─── Input rows

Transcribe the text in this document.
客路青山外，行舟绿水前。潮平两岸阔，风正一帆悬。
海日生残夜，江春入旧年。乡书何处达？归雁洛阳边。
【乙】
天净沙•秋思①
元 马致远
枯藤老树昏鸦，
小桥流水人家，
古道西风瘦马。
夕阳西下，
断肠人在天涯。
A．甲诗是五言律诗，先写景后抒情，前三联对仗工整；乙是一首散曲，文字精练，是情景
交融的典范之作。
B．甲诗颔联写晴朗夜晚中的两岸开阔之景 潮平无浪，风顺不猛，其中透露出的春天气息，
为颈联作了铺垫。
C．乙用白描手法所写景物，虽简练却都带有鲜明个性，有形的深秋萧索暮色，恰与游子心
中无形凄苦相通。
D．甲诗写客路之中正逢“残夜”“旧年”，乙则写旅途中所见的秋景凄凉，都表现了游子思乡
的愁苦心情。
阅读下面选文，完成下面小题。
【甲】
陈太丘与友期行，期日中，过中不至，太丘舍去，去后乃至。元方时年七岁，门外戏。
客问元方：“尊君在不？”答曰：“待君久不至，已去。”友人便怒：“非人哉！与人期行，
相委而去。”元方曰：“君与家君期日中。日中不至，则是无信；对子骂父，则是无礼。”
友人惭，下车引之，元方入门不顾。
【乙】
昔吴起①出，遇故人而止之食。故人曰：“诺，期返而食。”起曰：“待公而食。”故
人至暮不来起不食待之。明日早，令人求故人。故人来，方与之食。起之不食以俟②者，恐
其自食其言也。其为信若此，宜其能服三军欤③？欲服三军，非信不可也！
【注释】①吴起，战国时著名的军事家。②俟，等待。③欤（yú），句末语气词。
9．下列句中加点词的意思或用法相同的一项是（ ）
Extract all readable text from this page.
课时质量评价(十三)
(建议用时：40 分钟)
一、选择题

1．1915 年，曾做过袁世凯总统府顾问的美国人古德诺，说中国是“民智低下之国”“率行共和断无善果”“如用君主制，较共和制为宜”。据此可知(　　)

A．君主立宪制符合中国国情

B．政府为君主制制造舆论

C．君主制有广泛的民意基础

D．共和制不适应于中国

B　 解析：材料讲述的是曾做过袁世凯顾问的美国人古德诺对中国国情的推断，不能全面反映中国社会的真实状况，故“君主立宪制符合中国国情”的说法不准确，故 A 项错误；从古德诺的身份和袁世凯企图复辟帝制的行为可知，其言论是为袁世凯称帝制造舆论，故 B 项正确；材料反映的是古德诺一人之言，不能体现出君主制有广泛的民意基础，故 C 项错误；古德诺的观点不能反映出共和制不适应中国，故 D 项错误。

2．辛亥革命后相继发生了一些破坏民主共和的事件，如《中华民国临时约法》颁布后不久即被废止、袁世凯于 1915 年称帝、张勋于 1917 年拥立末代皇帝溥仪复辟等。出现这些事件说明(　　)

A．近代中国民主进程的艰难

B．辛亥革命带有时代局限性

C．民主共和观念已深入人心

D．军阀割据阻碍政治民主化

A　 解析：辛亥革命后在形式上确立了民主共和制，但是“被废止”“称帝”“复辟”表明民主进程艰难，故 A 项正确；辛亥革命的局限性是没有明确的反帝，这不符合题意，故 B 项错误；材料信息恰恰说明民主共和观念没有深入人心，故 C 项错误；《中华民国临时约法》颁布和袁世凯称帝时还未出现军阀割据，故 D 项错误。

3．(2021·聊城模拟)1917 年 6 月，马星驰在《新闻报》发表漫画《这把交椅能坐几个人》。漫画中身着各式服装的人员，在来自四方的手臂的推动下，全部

──────

• **Exercise task**
Generate an exact reproduction of all entries.

• **Exercise answer**
Transcribe the text in this document.
客路青山外，行舟绿水前。潮平两岸阔，风正一帆悬。
海日生残夜，江春入旧年。乡书何处达？归雁洛阳边。
【乙】
天净沙•秋思①
元 马致远
枯藤老树昏鸦，
小桥流水人家，
古道西风瘦马。
夕阳西下，
断肠人在天涯。
A．甲诗是五言律诗，先写景后抒情，前三联对仗工整；乙是一首散曲，文字精练，是情景
交融的典范之作。
B．甲诗颔联写晴朗夜晚中的两岸开阔之景 潮平无浪，风顺不猛，其中透露出的春天气息，
为颈联作了铺垫。
C．乙用白描手法所写景物，虽简练却都带有鲜明个性，有形的深秋萧索暮色，恰与游子心
中无形凄苦相通。
D．甲诗写客路之中正逢“残夜”“旧年”，乙则写旅途中所见的秋景凄凉，都表现了游子思乡
的愁苦心情。
阅读下面选文，完成下面小题。
【甲】
陈太丘与友期行，期日中，过中不至，太丘舍去，去后乃至。元方时年七岁，门外戏。
客问元方：“尊君在不？”答曰：“待君久不至，已去。”友人便怒：“非人哉！与人期行，
相委而去。”元方曰：“君与家君期日中。日中不至，则是无信；对子骂父，则是无礼。”
友人惭，下车引之，元方入门不顾。
【乙】
昔吴起①出，遇故人而止之食。故人曰：“诺，期返而食。”起曰：“待公而食。”故
人至暮不来起不食待之。明日早，令人求故人。故人来，方与之食。起之不食以俟②者，恐
其自食其言也。其为信若此，宜其能服三军欤③？欲服三军，非信不可也！
【注释】①吴起，战国时著名的军事家。②俟，等待。③欤（yú），句末语气词。
9．下列句中加点词的意思或用法相同的一项是（ ）
Extract all readable text from this page.
课时质量评价(十三)
(建议用时：40 分钟)
一、选择题

1．1915 年，曾做过袁世凯总统府顾问的美国人古德诺，说中国是“民智低下之国”“率行共和断无善果”“如用君主制，较共和制为宜”。据此可知(　　)

A．君主立宪制符合中国国情

B．政府为君主制制造舆论

C．君主制有广泛的民意基础

D．共和制不适应于中国

B　 解析：材料讲述的是曾做过袁世凯顾问的美国人古德诺对中国国情的推断，不能全面反映中国社会的真实状况，故“君主立宪制符合中国国情”的说法不准确，故 A 项错误；从古德诺的身份和袁世凯企图复辟帝制的行为可知，其言论是为袁世凯称帝制造舆论，故 B 项正确；材料反映的是古德诺一人之言，不能体现出君主制有广泛的民意基础，故 C 项错误；古德诺的观点不能反映出共和制不适应中国，故 D 项错误。

2．辛亥革命后相继发生了一些破坏民主共和的事件，如《中华民国临时约法》颁布后不久即被废止、袁世凯于 1915 年称帝、张勋于 1917 年拥立末代皇帝溥仪复辟等。出现这些事件说明(　　)

A．近代中国民主进程的艰难

B．辛亥革命带有时代局限性

C．民主共和观念已深入人心

D．军阀割据阻碍政治民主化

A　 解析：辛亥革命后在形式上确立了民主共和制，但是“被废止”“称帝”“复辟”表明民主进程艰难，故 A 项正确；辛亥革命的局限性是没有明确的反帝，这不符合题意，故 B 项错误；材料信息恰恰说明民主共和观念没有深入人心，故 C 项错误；《中华民国临时约法》颁布和袁世凯称帝时还未出现军阀割据，故 D 项错误。

3．(2021·聊城模拟)1917 年 6 月，马星驰在《新闻报》发表漫画《这把交椅能坐几个人》。漫画中身着各式服装的人员，在来自四方的手臂的推动下，全部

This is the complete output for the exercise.